* **WHAT TO PRODUCE**
Set down, in full, every record in the block.

* **Stored data**
※ ※ ※
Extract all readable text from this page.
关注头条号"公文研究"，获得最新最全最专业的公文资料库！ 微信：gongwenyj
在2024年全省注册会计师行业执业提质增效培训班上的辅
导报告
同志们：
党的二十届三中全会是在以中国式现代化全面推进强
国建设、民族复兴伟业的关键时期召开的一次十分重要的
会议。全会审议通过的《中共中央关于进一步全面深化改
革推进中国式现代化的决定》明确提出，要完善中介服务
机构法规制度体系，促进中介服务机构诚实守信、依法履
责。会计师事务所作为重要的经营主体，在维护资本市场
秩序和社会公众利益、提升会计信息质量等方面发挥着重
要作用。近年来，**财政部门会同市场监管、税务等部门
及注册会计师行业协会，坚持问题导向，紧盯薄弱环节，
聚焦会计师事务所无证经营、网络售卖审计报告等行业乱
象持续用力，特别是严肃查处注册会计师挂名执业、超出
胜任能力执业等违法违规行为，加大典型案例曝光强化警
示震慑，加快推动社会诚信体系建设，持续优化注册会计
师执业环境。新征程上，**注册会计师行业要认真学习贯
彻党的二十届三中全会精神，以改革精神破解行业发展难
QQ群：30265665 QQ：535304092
※ ※ ※
* **SOLVED EXERCISE**
Extract all readable text from this page.
关注头条号"公文研究"，获得最新最全最专业的公文资料库！ 微信：gongwenyj
在2024年全省注册会计师行业执业提质增效培训班上的辅
导报告
同志们：
党的二十届三中全会是在以中国式现代化全面推进强
国建设、民族复兴伟业的关键时期召开的一次十分重要的
会议。全会审议通过的《中共中央关于进一步全面深化改
革推进中国式现代化的决定》明确提出，要完善中介服务
机构法规制度体系，促进中介服务机构诚实守信、依法履
责。会计师事务所作为重要的经营主体，在维护资本市场
秩序和社会公众利益、提升会计信息质量等方面发挥着重
要作用。近年来，**财政部门会同市场监管、税务等部门
及注册会计师行业协会，坚持问题导向，紧盯薄弱环节，
聚焦会计师事务所无证经营、网络售卖审计报告等行业乱
象持续用力，特别是严肃查处注册会计师挂名执业、超出
胜任能力执业等违法违规行为，加大典型案例曝光强化警
示震慑，加快推动社会诚信体系建设，持续优化注册会计
师执业环境。新征程上，**注册会计师行业要认真学习贯
彻党的二十届三中全会精神，以改革精神破解行业发展难
QQ群：30265665 QQ：535304092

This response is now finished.